*What to do*. Looking through the listing, how many of its lines hold the word "JSON"? Answer with only the number.

*Given data*.

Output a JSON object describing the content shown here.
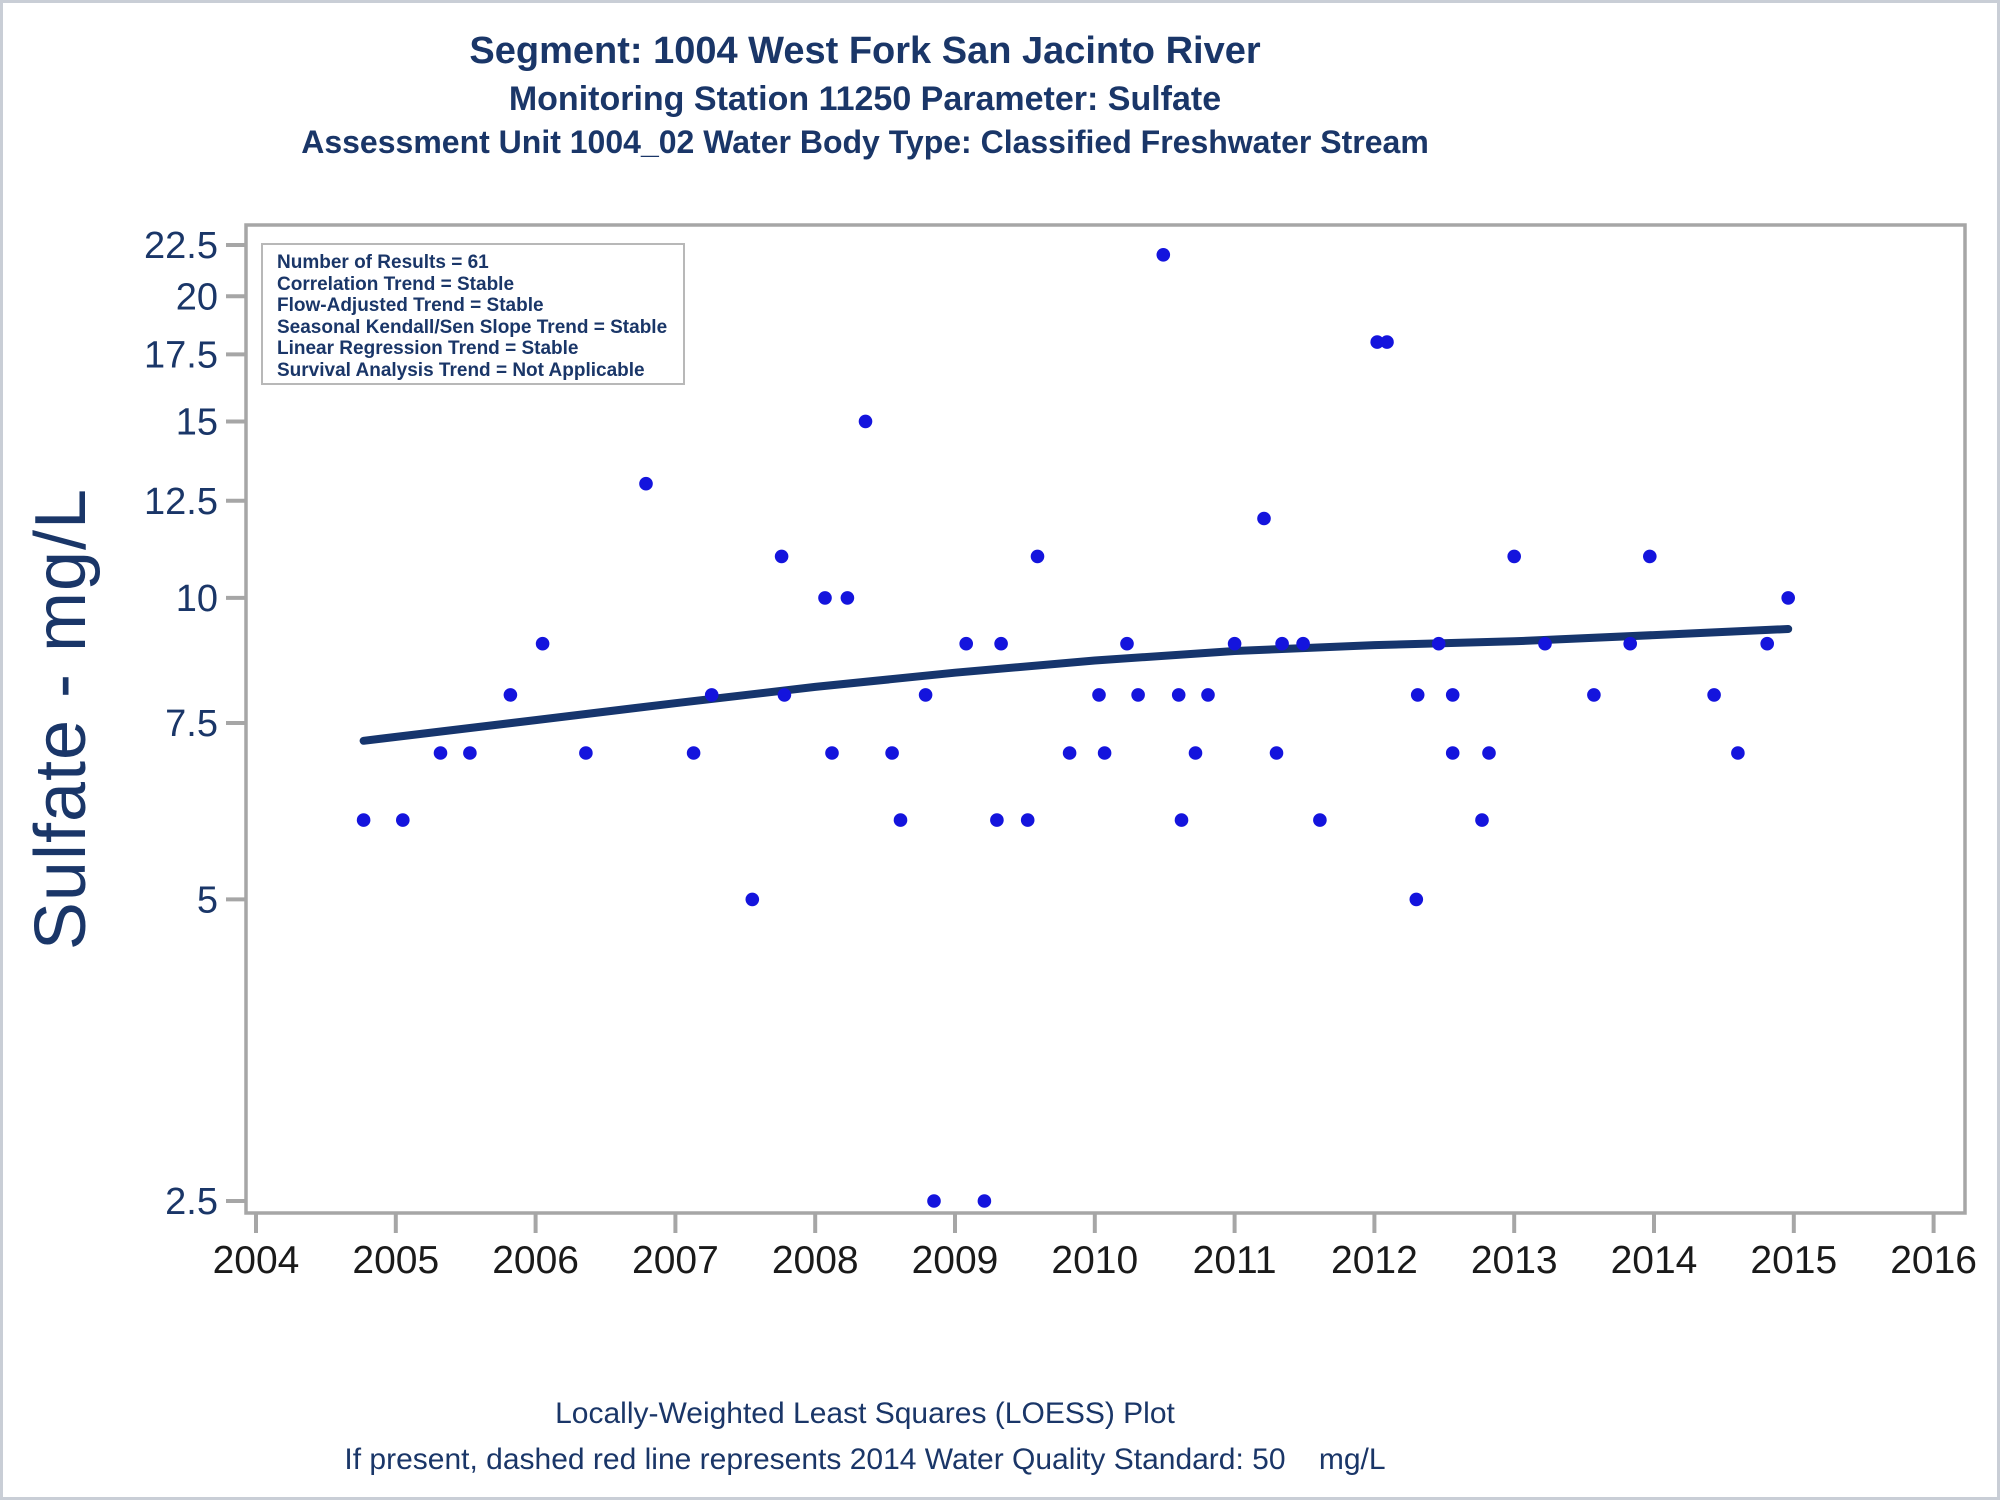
{
  "header": {
    "line1": "Segment: 1004  West Fork San Jacinto River",
    "line2": "Monitoring Station 11250 Parameter: Sulfate",
    "line3": "Assessment Unit 1004_02   Water Body Type: Classified Freshwater Stream"
  },
  "stat_box": {
    "lines": [
      "Number of Results = 61",
      "Correlation Trend = Stable",
      "Flow-Adjusted Trend = Stable",
      "Seasonal Kendall/Sen Slope Trend = Stable",
      "Linear Regression Trend = Stable",
      "Survival Analysis Trend = Not Applicable"
    ]
  },
  "footer": {
    "line1": "Locally-Weighted Least Squares (LOESS) Plot",
    "line2": "If present, dashed red line represents 2014 Water Quality Standard: 50    mg/L"
  },
  "colors": {
    "navy_text": "#1a3668",
    "trend_line": "#16356d",
    "dot": "#1414dd",
    "frame_gray": "#a6a6a6",
    "x_label": "#1a1a1a"
  },
  "chart_data": {
    "type": "scatter",
    "title": "Segment: 1004  West Fork San Jacinto River",
    "subtitle": "Monitoring Station 11250 Parameter: Sulfate",
    "ylabel": "Sulfate - mg/L",
    "xlabel": "",
    "y_scale": "log",
    "xlim": [
      2004,
      2016
    ],
    "ylim": [
      2.5,
      22.5
    ],
    "grid": false,
    "x_ticks": [
      2004,
      2005,
      2006,
      2007,
      2008,
      2009,
      2010,
      2011,
      2012,
      2013,
      2014,
      2015,
      2016
    ],
    "y_ticks": [
      2.5,
      5,
      7.5,
      10,
      12.5,
      15,
      17.5,
      20,
      22.5
    ],
    "n_results": 61,
    "points": [
      [
        2004.77,
        6
      ],
      [
        2005.05,
        6
      ],
      [
        2005.32,
        7
      ],
      [
        2005.53,
        7
      ],
      [
        2005.82,
        8
      ],
      [
        2006.05,
        9
      ],
      [
        2006.36,
        7
      ],
      [
        2006.79,
        13
      ],
      [
        2007.13,
        7
      ],
      [
        2007.26,
        8
      ],
      [
        2007.55,
        5
      ],
      [
        2007.76,
        11
      ],
      [
        2007.78,
        8
      ],
      [
        2008.07,
        10
      ],
      [
        2008.12,
        7
      ],
      [
        2008.23,
        10
      ],
      [
        2008.36,
        15
      ],
      [
        2008.55,
        7
      ],
      [
        2008.61,
        6
      ],
      [
        2008.79,
        8
      ],
      [
        2008.85,
        2.5
      ],
      [
        2009.08,
        9
      ],
      [
        2009.21,
        2.5
      ],
      [
        2009.3,
        6
      ],
      [
        2009.33,
        9
      ],
      [
        2009.52,
        6
      ],
      [
        2009.59,
        11
      ],
      [
        2009.82,
        7
      ],
      [
        2010.03,
        8
      ],
      [
        2010.07,
        7
      ],
      [
        2010.23,
        9
      ],
      [
        2010.31,
        8
      ],
      [
        2010.49,
        22
      ],
      [
        2010.6,
        8
      ],
      [
        2010.62,
        6
      ],
      [
        2010.72,
        7
      ],
      [
        2010.81,
        8
      ],
      [
        2011.0,
        9
      ],
      [
        2011.21,
        12
      ],
      [
        2011.3,
        7
      ],
      [
        2011.34,
        9
      ],
      [
        2011.49,
        9
      ],
      [
        2011.61,
        6
      ],
      [
        2012.02,
        18
      ],
      [
        2012.09,
        18
      ],
      [
        2012.3,
        5
      ],
      [
        2012.31,
        8
      ],
      [
        2012.46,
        9
      ],
      [
        2012.56,
        8
      ],
      [
        2012.56,
        7
      ],
      [
        2012.77,
        6
      ],
      [
        2012.82,
        7
      ],
      [
        2013.0,
        11
      ],
      [
        2013.22,
        9
      ],
      [
        2013.57,
        8
      ],
      [
        2013.83,
        9
      ],
      [
        2013.97,
        11
      ],
      [
        2014.43,
        8
      ],
      [
        2014.6,
        7
      ],
      [
        2014.81,
        9
      ],
      [
        2014.96,
        10
      ]
    ],
    "loess_line": [
      [
        2004.77,
        7.2
      ],
      [
        2006.0,
        7.55
      ],
      [
        2007.0,
        7.85
      ],
      [
        2008.0,
        8.15
      ],
      [
        2009.0,
        8.42
      ],
      [
        2010.0,
        8.66
      ],
      [
        2011.0,
        8.85
      ],
      [
        2012.0,
        8.97
      ],
      [
        2013.0,
        9.05
      ],
      [
        2014.0,
        9.18
      ],
      [
        2014.96,
        9.31
      ]
    ]
  }
}
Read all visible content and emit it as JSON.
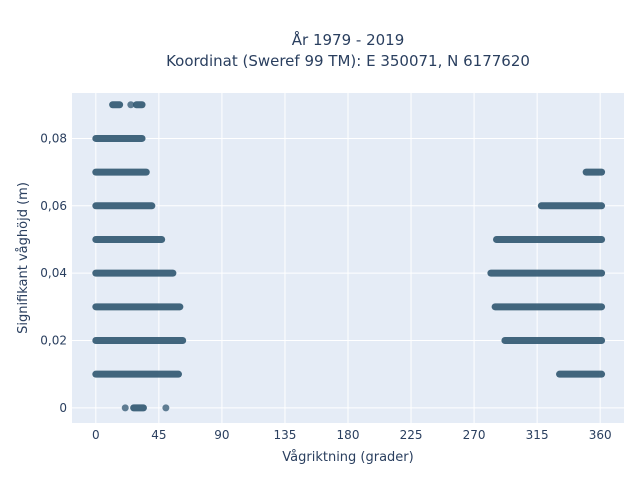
{
  "chart_data": {
    "type": "scatter",
    "title_line1": "År 1979 - 2019",
    "title_line2": "Koordinat (Sweref 99 TM): E 350071, N 6177620",
    "xlabel": "Vågriktning (grader)",
    "ylabel": "Signifikant våghöjd (m)",
    "xlim": [
      -17,
      377
    ],
    "ylim": [
      -0.0045,
      0.0935
    ],
    "x_ticks": [
      0,
      45,
      90,
      135,
      180,
      225,
      270,
      315,
      360
    ],
    "x_tick_labels": [
      "0",
      "45",
      "90",
      "135",
      "180",
      "225",
      "270",
      "315",
      "360"
    ],
    "y_ticks": [
      0,
      0.02,
      0.04,
      0.06,
      0.08
    ],
    "y_tick_labels": [
      "0",
      "0,02",
      "0,04",
      "0,06",
      "0,08"
    ],
    "grid": true,
    "colors": {
      "marker": "#2f5670",
      "plot_bg": "#e5ecf6",
      "grid": "#ffffff",
      "text": "#2a3f5f"
    },
    "rows": [
      {
        "y": 0.0,
        "segments": [
          [
            21,
            21
          ],
          [
            27,
            34
          ],
          [
            50,
            50
          ]
        ]
      },
      {
        "y": 0.01,
        "segments": [
          [
            0,
            59
          ],
          [
            331,
            361
          ]
        ]
      },
      {
        "y": 0.02,
        "segments": [
          [
            0,
            62
          ],
          [
            292,
            361
          ]
        ]
      },
      {
        "y": 0.03,
        "segments": [
          [
            0,
            60
          ],
          [
            285,
            361
          ]
        ]
      },
      {
        "y": 0.04,
        "segments": [
          [
            0,
            55
          ],
          [
            282,
            361
          ]
        ]
      },
      {
        "y": 0.05,
        "segments": [
          [
            0,
            47
          ],
          [
            286,
            361
          ]
        ]
      },
      {
        "y": 0.06,
        "segments": [
          [
            0,
            40
          ],
          [
            318,
            361
          ]
        ]
      },
      {
        "y": 0.07,
        "segments": [
          [
            0,
            36
          ],
          [
            350,
            361
          ]
        ]
      },
      {
        "y": 0.08,
        "segments": [
          [
            0,
            33
          ]
        ]
      },
      {
        "y": 0.09,
        "segments": [
          [
            12,
            17
          ],
          [
            25,
            25
          ],
          [
            29,
            33
          ]
        ]
      }
    ]
  }
}
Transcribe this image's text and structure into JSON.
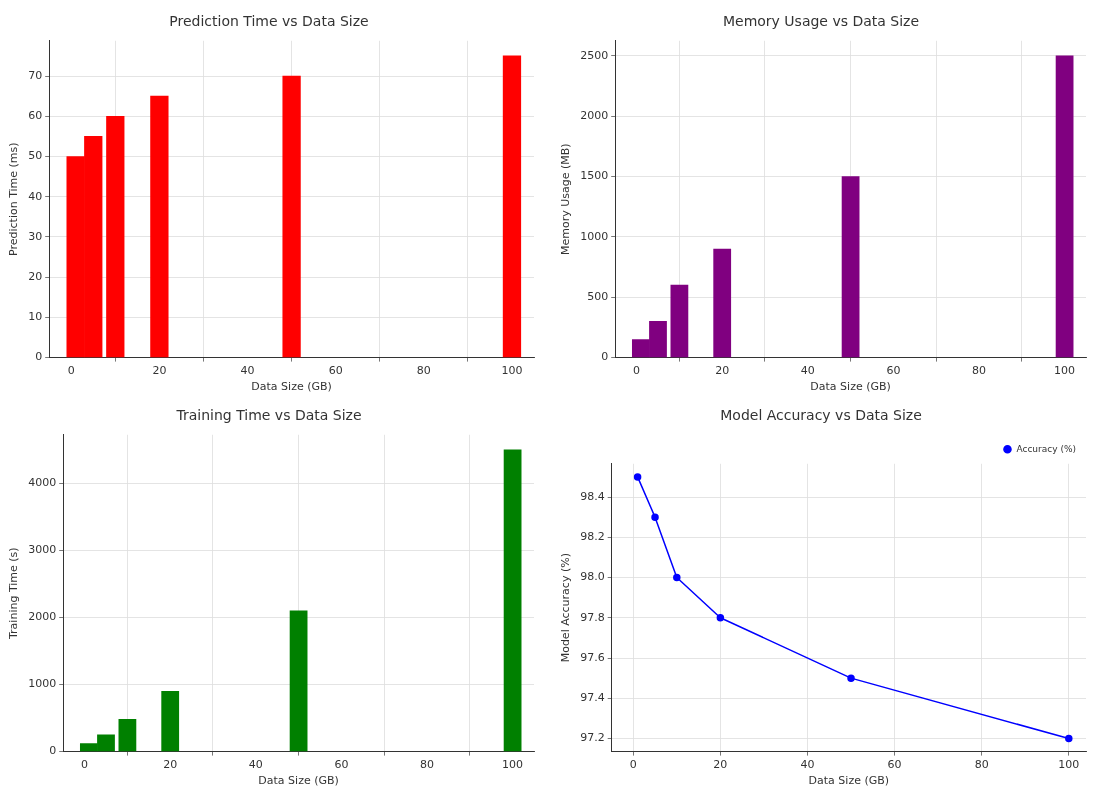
{
  "chart_data": [
    {
      "type": "bar",
      "title": "Prediction Time vs Data Size",
      "xlabel": "Data Size (GB)",
      "ylabel": "Prediction Time (ms)",
      "x": [
        1,
        5,
        10,
        20,
        50,
        100
      ],
      "values": [
        50,
        55,
        60,
        65,
        70,
        75
      ],
      "color": "#ff0000",
      "xlim": [
        -5,
        105
      ],
      "xticks": [
        0,
        20,
        40,
        60,
        80,
        100
      ],
      "ylim": [
        0,
        78.75
      ],
      "yticks": [
        0,
        10,
        20,
        30,
        40,
        50,
        60,
        70
      ],
      "grid": true
    },
    {
      "type": "bar",
      "title": "Memory Usage vs Data Size",
      "xlabel": "Data Size (GB)",
      "ylabel": "Memory Usage (MB)",
      "x": [
        1,
        5,
        10,
        20,
        50,
        100
      ],
      "values": [
        150,
        300,
        600,
        900,
        1500,
        2500
      ],
      "color": "#800080",
      "xlim": [
        -5,
        105
      ],
      "xticks": [
        0,
        20,
        40,
        60,
        80,
        100
      ],
      "ylim": [
        0,
        2625
      ],
      "yticks": [
        0,
        500,
        1000,
        1500,
        2000,
        2500
      ],
      "grid": true
    },
    {
      "type": "bar",
      "title": "Training Time vs Data Size",
      "xlabel": "Data Size (GB)",
      "ylabel": "Training Time (s)",
      "x": [
        1,
        5,
        10,
        20,
        50,
        100
      ],
      "values": [
        120,
        250,
        480,
        900,
        2100,
        4500
      ],
      "color": "#008000",
      "xlim": [
        -5,
        105
      ],
      "xticks": [
        0,
        20,
        40,
        60,
        80,
        100
      ],
      "ylim": [
        0,
        4725
      ],
      "yticks": [
        0,
        1000,
        2000,
        3000,
        4000
      ],
      "grid": true
    },
    {
      "type": "line",
      "title": "Model Accuracy vs Data Size",
      "xlabel": "Data Size (GB)",
      "ylabel": "Model Accuracy (%)",
      "x": [
        1,
        5,
        10,
        20,
        50,
        100
      ],
      "series": [
        {
          "name": "Accuracy (%)",
          "color": "#0000ff",
          "values": [
            98.5,
            98.3,
            98.0,
            97.8,
            97.5,
            97.2
          ]
        }
      ],
      "xlim": [
        -4.95,
        103.95
      ],
      "xticks": [
        0,
        20,
        40,
        60,
        80,
        100
      ],
      "ylim": [
        97.135,
        98.565
      ],
      "yticks": [
        {
          "value": 97.2,
          "label": "97.2"
        },
        {
          "value": 97.4,
          "label": "97.4"
        },
        {
          "value": 97.6,
          "label": "97.6"
        },
        {
          "value": 97.8,
          "label": "97.8"
        },
        {
          "value": 98.0,
          "label": "98.0"
        },
        {
          "value": 98.2,
          "label": "98.2"
        },
        {
          "value": 98.4,
          "label": "98.4"
        }
      ],
      "grid": true,
      "legend": "top right",
      "marker": "circle"
    }
  ]
}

*Solution to this problem*. 3